=== EXERCISE MATERIAL ===
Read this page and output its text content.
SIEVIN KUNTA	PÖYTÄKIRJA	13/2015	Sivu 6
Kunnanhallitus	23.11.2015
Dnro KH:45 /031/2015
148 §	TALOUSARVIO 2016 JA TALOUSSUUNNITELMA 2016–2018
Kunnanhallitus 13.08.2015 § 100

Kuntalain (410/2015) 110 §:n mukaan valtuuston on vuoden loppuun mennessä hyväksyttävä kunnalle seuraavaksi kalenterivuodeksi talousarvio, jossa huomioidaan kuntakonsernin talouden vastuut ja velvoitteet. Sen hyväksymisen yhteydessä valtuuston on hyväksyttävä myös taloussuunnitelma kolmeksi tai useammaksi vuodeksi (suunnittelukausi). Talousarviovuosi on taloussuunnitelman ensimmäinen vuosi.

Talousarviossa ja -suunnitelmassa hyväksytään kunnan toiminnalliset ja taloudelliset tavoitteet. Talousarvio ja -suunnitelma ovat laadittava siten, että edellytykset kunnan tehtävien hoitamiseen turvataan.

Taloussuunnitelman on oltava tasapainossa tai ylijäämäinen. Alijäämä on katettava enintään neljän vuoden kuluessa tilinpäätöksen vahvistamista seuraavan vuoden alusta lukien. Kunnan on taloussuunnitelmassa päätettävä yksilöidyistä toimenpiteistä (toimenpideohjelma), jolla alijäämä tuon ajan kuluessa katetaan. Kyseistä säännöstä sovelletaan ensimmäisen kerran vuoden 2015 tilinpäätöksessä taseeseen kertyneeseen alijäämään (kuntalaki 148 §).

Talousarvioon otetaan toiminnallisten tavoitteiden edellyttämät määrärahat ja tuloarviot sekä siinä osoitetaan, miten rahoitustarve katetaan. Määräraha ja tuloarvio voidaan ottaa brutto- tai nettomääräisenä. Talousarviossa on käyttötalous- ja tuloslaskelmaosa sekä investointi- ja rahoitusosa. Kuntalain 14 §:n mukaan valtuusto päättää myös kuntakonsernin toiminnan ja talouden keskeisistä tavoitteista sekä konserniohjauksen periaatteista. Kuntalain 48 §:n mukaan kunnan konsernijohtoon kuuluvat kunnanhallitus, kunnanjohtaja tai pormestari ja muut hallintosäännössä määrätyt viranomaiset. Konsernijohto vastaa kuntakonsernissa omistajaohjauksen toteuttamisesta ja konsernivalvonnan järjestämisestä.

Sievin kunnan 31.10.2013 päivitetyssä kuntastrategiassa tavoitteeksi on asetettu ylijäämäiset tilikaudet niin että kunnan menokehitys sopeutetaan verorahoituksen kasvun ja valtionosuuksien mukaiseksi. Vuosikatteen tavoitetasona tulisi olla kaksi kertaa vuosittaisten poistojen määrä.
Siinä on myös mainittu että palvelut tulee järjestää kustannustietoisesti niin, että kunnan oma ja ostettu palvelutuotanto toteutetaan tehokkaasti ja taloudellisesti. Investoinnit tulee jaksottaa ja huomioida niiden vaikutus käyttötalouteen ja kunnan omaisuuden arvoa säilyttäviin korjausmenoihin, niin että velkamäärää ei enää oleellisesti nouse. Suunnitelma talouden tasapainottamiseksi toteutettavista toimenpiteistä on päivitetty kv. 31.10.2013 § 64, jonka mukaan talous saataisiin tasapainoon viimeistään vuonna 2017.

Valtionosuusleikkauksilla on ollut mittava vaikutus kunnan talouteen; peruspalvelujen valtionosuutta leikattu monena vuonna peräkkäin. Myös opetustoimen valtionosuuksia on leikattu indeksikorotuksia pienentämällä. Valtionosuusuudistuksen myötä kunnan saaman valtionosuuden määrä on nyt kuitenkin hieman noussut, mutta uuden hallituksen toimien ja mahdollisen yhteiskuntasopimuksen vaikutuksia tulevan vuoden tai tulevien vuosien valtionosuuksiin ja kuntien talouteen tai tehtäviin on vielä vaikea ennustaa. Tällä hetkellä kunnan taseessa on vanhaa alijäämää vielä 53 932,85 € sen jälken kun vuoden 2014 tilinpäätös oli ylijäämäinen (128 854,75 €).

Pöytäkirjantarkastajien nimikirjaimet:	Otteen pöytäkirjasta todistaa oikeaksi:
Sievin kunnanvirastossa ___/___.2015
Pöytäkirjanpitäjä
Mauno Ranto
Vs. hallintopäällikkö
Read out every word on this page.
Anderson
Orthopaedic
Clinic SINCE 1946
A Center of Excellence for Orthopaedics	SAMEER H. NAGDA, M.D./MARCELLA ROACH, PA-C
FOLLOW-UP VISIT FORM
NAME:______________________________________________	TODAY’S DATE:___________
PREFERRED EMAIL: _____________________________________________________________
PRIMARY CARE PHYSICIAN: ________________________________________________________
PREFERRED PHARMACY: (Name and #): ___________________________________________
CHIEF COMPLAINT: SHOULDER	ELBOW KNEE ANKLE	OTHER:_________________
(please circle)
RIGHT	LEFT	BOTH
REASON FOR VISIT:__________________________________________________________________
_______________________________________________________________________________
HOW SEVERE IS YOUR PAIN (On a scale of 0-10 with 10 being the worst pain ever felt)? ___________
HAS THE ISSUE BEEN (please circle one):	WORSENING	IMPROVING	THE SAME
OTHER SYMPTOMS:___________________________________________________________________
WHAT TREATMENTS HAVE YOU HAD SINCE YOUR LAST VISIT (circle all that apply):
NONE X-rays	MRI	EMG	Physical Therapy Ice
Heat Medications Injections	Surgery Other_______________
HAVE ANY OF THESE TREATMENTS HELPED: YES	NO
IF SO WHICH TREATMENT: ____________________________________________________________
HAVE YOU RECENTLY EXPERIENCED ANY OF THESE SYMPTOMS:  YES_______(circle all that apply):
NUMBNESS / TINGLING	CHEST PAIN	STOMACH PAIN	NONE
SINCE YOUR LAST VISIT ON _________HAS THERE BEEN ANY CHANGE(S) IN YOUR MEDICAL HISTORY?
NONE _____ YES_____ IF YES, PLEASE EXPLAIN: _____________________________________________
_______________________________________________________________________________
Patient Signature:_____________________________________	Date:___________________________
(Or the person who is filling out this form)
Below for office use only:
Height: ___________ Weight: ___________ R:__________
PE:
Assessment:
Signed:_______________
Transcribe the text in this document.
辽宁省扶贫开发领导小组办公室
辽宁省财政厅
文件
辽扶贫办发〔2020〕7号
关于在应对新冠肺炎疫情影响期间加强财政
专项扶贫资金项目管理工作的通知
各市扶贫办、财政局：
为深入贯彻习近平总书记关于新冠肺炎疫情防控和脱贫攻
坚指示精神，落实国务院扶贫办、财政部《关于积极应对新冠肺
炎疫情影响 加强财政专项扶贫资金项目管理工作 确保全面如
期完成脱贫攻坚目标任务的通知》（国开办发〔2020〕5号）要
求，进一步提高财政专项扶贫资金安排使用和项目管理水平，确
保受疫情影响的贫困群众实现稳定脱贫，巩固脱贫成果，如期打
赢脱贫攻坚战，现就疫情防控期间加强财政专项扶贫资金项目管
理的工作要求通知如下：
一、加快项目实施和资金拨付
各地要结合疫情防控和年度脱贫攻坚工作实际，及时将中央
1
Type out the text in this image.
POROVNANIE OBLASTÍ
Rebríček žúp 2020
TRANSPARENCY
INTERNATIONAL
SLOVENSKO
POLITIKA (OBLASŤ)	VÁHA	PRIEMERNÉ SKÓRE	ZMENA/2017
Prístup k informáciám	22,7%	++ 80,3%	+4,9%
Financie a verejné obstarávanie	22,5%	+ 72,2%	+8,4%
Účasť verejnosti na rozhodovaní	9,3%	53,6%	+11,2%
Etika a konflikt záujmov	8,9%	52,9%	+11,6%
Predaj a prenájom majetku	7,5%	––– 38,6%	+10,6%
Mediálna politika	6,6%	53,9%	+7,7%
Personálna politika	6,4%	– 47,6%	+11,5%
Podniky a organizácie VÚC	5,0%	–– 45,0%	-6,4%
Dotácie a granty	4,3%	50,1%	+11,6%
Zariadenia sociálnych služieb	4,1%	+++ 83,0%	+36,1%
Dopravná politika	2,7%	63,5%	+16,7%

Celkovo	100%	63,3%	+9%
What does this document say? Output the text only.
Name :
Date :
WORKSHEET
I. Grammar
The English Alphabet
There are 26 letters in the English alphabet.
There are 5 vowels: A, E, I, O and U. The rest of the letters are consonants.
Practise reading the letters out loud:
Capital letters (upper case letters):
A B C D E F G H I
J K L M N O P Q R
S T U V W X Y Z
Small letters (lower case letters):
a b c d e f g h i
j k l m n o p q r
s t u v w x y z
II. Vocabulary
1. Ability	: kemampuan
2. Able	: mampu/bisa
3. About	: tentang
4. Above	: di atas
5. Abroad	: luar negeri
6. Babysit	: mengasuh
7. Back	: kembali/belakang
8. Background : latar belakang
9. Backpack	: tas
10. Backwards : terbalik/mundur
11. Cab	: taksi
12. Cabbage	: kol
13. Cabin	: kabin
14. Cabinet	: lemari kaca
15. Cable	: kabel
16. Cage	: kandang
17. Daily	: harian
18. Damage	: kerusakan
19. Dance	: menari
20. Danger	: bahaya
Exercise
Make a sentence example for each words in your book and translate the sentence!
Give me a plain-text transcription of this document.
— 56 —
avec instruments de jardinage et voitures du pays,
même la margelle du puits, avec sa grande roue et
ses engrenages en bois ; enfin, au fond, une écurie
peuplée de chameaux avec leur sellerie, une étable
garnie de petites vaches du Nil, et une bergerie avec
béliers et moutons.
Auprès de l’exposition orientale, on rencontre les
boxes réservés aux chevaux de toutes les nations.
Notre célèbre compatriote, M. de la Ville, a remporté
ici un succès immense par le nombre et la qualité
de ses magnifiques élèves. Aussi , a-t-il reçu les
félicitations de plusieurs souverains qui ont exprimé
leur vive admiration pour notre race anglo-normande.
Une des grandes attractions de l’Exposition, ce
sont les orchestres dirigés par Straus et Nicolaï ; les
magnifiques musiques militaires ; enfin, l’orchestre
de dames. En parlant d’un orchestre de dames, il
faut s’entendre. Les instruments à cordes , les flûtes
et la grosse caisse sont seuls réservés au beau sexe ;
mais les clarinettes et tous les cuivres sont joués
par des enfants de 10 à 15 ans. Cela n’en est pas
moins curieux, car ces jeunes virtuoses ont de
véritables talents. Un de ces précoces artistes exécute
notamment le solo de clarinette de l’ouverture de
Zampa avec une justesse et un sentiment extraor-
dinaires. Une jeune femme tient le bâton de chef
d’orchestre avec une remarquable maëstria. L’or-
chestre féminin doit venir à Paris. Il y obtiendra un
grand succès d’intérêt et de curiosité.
===
WRITTEN PROBLEM: Show all lines in the entries above where the string "sont" appears.

TASK ANSWER:
sont les orchestres dirigés par Straus et Nicolaï ; les
et la grosse caisse sont seuls réservés au beau sexe ;
mais les clarinettes et tous les cuivres sont joués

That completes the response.